# Work to do
Each record is to be printed again precisely as it reads.

# Given data
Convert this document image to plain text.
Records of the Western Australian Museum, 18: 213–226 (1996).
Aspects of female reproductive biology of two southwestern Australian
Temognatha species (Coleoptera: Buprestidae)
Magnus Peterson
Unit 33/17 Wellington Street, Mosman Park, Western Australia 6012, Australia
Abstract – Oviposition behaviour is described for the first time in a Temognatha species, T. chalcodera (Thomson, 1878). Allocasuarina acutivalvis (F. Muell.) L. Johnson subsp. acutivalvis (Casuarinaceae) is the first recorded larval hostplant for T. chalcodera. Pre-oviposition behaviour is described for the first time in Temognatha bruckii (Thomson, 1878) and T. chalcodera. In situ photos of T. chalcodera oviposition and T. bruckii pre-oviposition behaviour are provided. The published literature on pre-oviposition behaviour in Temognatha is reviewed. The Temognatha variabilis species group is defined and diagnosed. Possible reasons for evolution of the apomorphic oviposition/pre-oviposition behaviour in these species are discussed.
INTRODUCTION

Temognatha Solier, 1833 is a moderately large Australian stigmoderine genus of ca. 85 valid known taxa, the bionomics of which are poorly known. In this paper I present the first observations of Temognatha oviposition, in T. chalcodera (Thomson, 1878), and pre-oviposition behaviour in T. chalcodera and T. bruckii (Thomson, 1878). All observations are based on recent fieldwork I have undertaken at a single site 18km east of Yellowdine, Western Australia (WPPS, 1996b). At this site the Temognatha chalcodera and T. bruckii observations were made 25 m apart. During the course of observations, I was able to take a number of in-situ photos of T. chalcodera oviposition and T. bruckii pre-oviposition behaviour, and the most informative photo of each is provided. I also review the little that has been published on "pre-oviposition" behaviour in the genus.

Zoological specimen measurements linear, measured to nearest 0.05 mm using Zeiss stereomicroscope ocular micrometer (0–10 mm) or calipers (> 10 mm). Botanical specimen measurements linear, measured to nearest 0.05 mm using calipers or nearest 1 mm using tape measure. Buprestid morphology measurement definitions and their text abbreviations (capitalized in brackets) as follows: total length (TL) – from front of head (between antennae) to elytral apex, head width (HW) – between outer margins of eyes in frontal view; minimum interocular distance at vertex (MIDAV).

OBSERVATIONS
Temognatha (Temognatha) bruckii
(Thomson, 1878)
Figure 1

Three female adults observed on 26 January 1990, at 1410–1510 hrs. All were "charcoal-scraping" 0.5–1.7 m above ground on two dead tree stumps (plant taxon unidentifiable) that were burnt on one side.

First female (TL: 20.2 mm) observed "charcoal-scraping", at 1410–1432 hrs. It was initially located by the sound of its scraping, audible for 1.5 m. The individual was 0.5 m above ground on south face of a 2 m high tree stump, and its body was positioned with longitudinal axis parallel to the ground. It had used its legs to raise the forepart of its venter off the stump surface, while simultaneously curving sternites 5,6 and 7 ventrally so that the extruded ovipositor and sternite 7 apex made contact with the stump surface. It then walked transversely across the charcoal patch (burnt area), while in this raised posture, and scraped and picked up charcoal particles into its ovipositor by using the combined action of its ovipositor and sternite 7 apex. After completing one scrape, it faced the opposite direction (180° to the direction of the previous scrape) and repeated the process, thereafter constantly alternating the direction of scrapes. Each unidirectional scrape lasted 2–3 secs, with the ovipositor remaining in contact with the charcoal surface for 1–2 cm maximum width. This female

# Final result
Convert this document image to plain text.
Records of the Western Australian Museum, 18: 213–226 (1996).
Aspects of female reproductive biology of two southwestern Australian
Temognatha species (Coleoptera: Buprestidae)
Magnus Peterson
Unit 33/17 Wellington Street, Mosman Park, Western Australia 6012, Australia
Abstract – Oviposition behaviour is described for the first time in a Temognatha species, T. chalcodera (Thomson, 1878). Allocasuarina acutivalvis (F. Muell.) L. Johnson subsp. acutivalvis (Casuarinaceae) is the first recorded larval hostplant for T. chalcodera. Pre-oviposition behaviour is described for the first time in Temognatha bruckii (Thomson, 1878) and T. chalcodera. In situ photos of T. chalcodera oviposition and T. bruckii pre-oviposition behaviour are provided. The published literature on pre-oviposition behaviour in Temognatha is reviewed. The Temognatha variabilis species group is defined and diagnosed. Possible reasons for evolution of the apomorphic oviposition/pre-oviposition behaviour in these species are discussed.
INTRODUCTION

Temognatha Solier, 1833 is a moderately large Australian stigmoderine genus of ca. 85 valid known taxa, the bionomics of which are poorly known. In this paper I present the first observations of Temognatha oviposition, in T. chalcodera (Thomson, 1878), and pre-oviposition behaviour in T. chalcodera and T. bruckii (Thomson, 1878). All observations are based on recent fieldwork I have undertaken at a single site 18km east of Yellowdine, Western Australia (WPPS, 1996b). At this site the Temognatha chalcodera and T. bruckii observations were made 25 m apart. During the course of observations, I was able to take a number of in-situ photos of T. chalcodera oviposition and T. bruckii pre-oviposition behaviour, and the most informative photo of each is provided. I also review the little that has been published on "pre-oviposition" behaviour in the genus.

Zoological specimen measurements linear, measured to nearest 0.05 mm using Zeiss stereomicroscope ocular micrometer (0–10 mm) or calipers (> 10 mm). Botanical specimen measurements linear, measured to nearest 0.05 mm using calipers or nearest 1 mm using tape measure. Buprestid morphology measurement definitions and their text abbreviations (capitalized in brackets) as follows: total length (TL) – from front of head (between antennae) to elytral apex, head width (HW) – between outer margins of eyes in frontal view; minimum interocular distance at vertex (MIDAV).

OBSERVATIONS
Temognatha (Temognatha) bruckii
(Thomson, 1878)
Figure 1

Three female adults observed on 26 January 1990, at 1410–1510 hrs. All were "charcoal-scraping" 0.5–1.7 m above ground on two dead tree stumps (plant taxon unidentifiable) that were burnt on one side.

First female (TL: 20.2 mm) observed "charcoal-scraping", at 1410–1432 hrs. It was initially located by the sound of its scraping, audible for 1.5 m. The individual was 0.5 m above ground on south face of a 2 m high tree stump, and its body was positioned with longitudinal axis parallel to the ground. It had used its legs to raise the forepart of its venter off the stump surface, while simultaneously curving sternites 5,6 and 7 ventrally so that the extruded ovipositor and sternite 7 apex made contact with the stump surface. It then walked transversely across the charcoal patch (burnt area), while in this raised posture, and scraped and picked up charcoal particles into its ovipositor by using the combined action of its ovipositor and sternite 7 apex. After completing one scrape, it faced the opposite direction (180° to the direction of the previous scrape) and repeated the process, thereafter constantly alternating the direction of scrapes. Each unidirectional scrape lasted 2–3 secs, with the ovipositor remaining in contact with the charcoal surface for 1–2 cm maximum width. This female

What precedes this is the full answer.